▶ _Written problem_: Pull out each line of the data that includes the word "Versuche".

+===+

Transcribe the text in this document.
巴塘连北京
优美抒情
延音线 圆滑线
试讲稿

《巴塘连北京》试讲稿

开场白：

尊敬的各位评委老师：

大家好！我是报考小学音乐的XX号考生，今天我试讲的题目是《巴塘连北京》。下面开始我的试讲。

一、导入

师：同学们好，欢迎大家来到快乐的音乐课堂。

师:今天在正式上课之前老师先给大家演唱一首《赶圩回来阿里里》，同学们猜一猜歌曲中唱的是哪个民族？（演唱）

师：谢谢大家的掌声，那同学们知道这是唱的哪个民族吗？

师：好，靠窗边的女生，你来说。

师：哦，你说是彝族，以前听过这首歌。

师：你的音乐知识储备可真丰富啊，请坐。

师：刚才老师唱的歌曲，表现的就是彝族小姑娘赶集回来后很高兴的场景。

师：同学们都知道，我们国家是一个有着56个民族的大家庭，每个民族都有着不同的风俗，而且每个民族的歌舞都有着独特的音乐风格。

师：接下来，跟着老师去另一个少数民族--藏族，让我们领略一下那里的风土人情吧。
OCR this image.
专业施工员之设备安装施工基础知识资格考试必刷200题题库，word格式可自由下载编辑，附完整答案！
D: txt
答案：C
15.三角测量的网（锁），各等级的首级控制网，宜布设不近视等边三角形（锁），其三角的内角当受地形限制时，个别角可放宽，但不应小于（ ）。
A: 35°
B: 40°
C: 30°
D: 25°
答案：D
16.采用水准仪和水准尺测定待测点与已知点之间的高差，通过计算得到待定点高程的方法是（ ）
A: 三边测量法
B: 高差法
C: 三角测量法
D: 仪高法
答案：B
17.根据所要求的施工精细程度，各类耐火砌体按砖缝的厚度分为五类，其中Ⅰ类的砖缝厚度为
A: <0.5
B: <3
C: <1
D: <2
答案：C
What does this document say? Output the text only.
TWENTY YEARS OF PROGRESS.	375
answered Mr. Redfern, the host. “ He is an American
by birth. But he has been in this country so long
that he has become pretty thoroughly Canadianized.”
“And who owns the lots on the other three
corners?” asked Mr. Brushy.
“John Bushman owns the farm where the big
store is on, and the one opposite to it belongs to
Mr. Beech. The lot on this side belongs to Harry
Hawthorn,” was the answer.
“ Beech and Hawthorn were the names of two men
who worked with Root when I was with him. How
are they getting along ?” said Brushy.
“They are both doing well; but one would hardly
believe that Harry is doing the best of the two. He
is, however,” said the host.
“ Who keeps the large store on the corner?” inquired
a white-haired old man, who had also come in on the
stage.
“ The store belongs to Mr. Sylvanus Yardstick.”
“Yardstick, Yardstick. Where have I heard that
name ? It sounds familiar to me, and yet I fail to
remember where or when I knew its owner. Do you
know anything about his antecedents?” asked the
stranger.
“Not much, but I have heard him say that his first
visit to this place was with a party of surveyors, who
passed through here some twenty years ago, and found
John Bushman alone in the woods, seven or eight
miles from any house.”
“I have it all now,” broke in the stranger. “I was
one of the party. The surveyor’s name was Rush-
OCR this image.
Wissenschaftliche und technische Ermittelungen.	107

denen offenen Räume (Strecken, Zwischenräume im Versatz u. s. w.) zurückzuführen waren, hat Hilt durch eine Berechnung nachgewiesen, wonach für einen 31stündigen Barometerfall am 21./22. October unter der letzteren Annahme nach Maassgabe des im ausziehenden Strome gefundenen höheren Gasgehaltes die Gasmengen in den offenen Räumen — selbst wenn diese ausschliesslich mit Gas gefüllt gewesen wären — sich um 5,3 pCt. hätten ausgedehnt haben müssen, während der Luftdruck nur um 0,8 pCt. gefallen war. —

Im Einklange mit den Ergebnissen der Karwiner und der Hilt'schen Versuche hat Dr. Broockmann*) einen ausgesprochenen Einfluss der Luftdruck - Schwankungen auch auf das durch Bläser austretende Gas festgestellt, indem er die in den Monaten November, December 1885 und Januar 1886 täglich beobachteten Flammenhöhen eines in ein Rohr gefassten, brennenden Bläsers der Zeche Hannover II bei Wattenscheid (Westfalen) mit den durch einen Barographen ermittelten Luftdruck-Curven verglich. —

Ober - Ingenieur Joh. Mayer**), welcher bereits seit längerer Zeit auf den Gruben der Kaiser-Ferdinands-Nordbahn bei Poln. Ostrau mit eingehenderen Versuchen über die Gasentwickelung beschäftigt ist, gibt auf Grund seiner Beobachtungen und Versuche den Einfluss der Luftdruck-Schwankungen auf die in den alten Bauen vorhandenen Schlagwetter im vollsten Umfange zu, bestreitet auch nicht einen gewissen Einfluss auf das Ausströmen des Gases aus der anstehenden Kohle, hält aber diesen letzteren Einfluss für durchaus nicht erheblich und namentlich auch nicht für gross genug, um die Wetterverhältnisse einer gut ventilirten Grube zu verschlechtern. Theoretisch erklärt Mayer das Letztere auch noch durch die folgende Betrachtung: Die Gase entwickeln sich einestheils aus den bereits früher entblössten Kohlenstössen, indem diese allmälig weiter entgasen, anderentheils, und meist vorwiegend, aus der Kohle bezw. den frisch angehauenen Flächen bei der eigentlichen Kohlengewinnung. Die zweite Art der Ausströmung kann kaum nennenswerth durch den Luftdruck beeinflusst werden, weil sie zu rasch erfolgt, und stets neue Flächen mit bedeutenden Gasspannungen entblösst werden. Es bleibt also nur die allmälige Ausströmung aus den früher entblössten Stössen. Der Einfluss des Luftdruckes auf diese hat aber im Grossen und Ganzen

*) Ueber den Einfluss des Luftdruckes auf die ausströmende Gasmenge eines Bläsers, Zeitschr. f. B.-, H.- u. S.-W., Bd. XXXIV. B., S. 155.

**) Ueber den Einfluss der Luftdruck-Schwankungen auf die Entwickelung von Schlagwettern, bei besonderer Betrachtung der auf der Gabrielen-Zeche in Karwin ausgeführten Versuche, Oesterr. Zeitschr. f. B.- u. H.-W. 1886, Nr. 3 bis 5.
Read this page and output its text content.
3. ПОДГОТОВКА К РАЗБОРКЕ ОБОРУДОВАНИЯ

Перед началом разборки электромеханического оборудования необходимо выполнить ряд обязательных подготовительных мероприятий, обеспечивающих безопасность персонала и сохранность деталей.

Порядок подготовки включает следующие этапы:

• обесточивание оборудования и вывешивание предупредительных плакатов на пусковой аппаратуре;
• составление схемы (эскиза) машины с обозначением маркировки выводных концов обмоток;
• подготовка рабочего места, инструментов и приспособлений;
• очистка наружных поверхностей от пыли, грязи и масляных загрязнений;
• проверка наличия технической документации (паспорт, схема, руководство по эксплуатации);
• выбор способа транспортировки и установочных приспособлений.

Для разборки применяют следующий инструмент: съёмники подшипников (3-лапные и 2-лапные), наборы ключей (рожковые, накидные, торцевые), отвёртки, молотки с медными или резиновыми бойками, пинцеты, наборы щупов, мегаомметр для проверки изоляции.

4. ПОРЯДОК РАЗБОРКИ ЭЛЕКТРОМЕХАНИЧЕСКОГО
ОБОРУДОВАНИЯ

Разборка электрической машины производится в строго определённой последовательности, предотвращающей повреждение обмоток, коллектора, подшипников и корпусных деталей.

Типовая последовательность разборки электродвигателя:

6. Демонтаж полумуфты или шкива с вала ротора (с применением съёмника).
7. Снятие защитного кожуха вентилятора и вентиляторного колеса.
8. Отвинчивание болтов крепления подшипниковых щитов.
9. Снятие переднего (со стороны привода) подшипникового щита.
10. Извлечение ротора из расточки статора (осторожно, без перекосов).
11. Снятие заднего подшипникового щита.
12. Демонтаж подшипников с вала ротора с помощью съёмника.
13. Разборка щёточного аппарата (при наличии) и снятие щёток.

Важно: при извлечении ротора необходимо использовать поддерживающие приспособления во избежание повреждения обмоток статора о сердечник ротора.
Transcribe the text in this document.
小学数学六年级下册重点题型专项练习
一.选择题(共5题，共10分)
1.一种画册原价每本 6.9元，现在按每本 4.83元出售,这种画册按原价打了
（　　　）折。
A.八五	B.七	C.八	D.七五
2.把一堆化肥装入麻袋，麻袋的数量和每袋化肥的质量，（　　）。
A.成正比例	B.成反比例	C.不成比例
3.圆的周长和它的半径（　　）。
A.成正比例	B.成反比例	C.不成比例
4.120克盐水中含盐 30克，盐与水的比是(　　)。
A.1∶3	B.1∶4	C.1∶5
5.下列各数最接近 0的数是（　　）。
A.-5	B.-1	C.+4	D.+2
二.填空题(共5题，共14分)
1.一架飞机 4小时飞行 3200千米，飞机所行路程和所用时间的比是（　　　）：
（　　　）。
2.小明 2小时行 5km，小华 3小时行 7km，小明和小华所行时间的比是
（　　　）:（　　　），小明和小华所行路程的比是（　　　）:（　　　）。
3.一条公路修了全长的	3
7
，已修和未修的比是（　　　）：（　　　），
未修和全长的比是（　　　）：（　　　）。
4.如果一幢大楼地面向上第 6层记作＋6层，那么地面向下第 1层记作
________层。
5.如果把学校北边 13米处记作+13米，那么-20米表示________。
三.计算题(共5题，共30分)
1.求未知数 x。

+===+

▶ _Response for this exercise_:
Im Einklange mit den Ergebnissen der Karwiner und der Hilt'schen Versuche hat Dr. Broockmann*) einen ausgesprochenen Einfluss der Luftdruck - Schwankungen auch auf das durch Bläser austretende Gas festgestellt, indem er die in den Monaten November, December 1885 und Januar 1886 täglich beobachteten Flammenhöhen eines in ein Rohr gefassten, brennenden Bläsers der Zeche Hannover II bei Wattenscheid (Westfalen) mit den durch einen Barographen ermittelten Luftdruck-Curven verglich. —
Ober - Ingenieur Joh. Mayer**), welcher bereits seit längerer Zeit auf den Gruben der Kaiser-Ferdinands-Nordbahn bei Poln. Ostrau mit eingehenderen Versuchen über die Gasentwickelung beschäftigt ist, gibt auf Grund seiner Beobachtungen und Versuche den Einfluss der Luftdruck-Schwankungen auf die in den alten Bauen vorhandenen Schlagwetter im vollsten Umfange zu, bestreitet auch nicht einen gewissen Einfluss auf das Ausströmen des Gases aus der anstehenden Kohle, hält aber diesen letzteren Einfluss für durchaus nicht erheblich und namentlich auch nicht für gross genug, um die Wetterverhältnisse einer gut ventilirten Grube zu verschlechtern. Theoretisch erklärt Mayer das Letztere auch noch durch die folgende Betrachtung: Die Gase entwickeln sich einestheils aus den bereits früher entblössten Kohlenstössen, indem diese allmälig weiter entgasen, anderentheils, und meist vorwiegend, aus der Kohle bezw. den frisch angehauenen Flächen bei der eigentlichen Kohlengewinnung. Die zweite Art der Ausströmung kann kaum nennenswerth durch den Luftdruck beeinflusst werden, weil sie zu rasch erfolgt, und stets neue Flächen mit bedeutenden Gasspannungen entblösst werden. Es bleibt also nur die allmälige Ausströmung aus den früher entblössten Stössen. Der Einfluss des Luftdruckes auf diese hat aber im Grossen und Ganzen
**) Ueber den Einfluss der Luftdruck-Schwankungen auf die Entwickelung von Schlagwettern, bei besonderer Betrachtung der auf der Gabrielen-Zeche in Karwin ausgeführten Versuche, Oesterr. Zeitschr. f. B.- u. H.-W. 1886, Nr. 3 bis 5.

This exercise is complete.